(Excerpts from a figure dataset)
☆ ☆ ☆ ☆ ☆

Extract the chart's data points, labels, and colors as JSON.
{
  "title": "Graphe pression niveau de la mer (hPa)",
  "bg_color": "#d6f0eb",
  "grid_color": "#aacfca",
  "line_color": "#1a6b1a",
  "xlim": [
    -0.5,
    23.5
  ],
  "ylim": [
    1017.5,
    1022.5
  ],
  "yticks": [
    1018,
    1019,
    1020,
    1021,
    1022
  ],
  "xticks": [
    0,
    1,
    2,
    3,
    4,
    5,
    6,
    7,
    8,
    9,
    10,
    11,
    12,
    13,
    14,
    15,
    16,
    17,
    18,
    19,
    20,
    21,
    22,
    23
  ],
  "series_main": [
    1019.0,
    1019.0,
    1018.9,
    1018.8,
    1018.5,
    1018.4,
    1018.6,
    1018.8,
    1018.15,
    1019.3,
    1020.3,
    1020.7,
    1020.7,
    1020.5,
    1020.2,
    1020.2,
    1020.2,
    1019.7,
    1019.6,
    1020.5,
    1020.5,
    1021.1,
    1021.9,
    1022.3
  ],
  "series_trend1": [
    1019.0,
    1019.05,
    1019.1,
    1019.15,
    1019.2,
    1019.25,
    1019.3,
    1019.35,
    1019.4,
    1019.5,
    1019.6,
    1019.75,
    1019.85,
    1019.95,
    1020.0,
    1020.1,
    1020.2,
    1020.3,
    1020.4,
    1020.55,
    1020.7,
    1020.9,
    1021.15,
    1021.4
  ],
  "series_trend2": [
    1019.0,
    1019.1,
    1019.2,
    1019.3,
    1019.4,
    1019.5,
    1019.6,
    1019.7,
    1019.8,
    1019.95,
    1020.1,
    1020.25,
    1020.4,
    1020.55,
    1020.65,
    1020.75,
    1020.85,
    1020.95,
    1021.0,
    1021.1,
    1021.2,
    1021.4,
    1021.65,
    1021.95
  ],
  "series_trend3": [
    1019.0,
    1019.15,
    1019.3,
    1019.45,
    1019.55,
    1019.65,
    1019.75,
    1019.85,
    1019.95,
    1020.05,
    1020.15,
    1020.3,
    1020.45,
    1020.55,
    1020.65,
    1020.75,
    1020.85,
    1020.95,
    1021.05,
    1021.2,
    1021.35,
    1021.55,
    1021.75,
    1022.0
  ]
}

☆ ☆ ☆ ☆ ☆

▶ _WORK TO BE COMPLETED_: Return the material exactly as it stands.

▶ _TASK OUTPUT_:
Extract the chart's data points, labels, and colors as JSON.
{
  "title": "Graphe pression niveau de la mer (hPa)",
  "bg_color": "#d6f0eb",
  "grid_color": "#aacfca",
  "line_color": "#1a6b1a",
  "xlim": [
    -0.5,
    23.5
  ],
  "ylim": [
    1017.5,
    1022.5
  ],
  "yticks": [
    1018,
    1019,
    1020,
    1021,
    1022
  ],
  "xticks": [
    0,
    1,
    2,
    3,
    4,
    5,
    6,
    7,
    8,
    9,
    10,
    11,
    12,
    13,
    14,
    15,
    16,
    17,
    18,
    19,
    20,
    21,
    22,
    23
  ],
  "series_main": [
    1019.0,
    1019.0,
    1018.9,
    1018.8,
    1018.5,
    1018.4,
    1018.6,
    1018.8,
    1018.15,
    1019.3,
    1020.3,
    1020.7,
    1020.7,
    1020.5,
    1020.2,
    1020.2,
    1020.2,
    1019.7,
    1019.6,
    1020.5,
    1020.5,
    1021.1,
    1021.9,
    1022.3
  ],
  "series_trend1": [
    1019.0,
    1019.05,
    1019.1,
    1019.15,
    1019.2,
    1019.25,
    1019.3,
    1019.35,
    1019.4,
    1019.5,
    1019.6,
    1019.75,
    1019.85,
    1019.95,
    1020.0,
    1020.1,
    1020.2,
    1020.3,
    1020.4,
    1020.55,
    1020.7,
    1020.9,
    1021.15,
    1021.4
  ],
  "series_trend2": [
    1019.0,
    1019.1,
    1019.2,
    1019.3,
    1019.4,
    1019.5,
    1019.6,
    1019.7,
    1019.8,
    1019.95,
    1020.1,
    1020.25,
    1020.4,
    1020.55,
    1020.65,
    1020.75,
    1020.85,
    1020.95,
    1021.0,
    1021.1,
    1021.2,
    1021.4,
    1021.65,
    1021.95
  ],
  "series_trend3": [
    1019.0,
    1019.15,
    1019.3,
    1019.45,
    1019.55,
    1019.65,
    1019.75,
    1019.85,
    1019.95,
    1020.05,
    1020.15,
    1020.3,
    1020.45,
    1020.55,
    1020.65,
    1020.75,
    1020.85,
    1020.95,
    1021.05,
    1021.2,
    1021.35,
    1021.55,
    1021.75,
    1022.0
  ]
}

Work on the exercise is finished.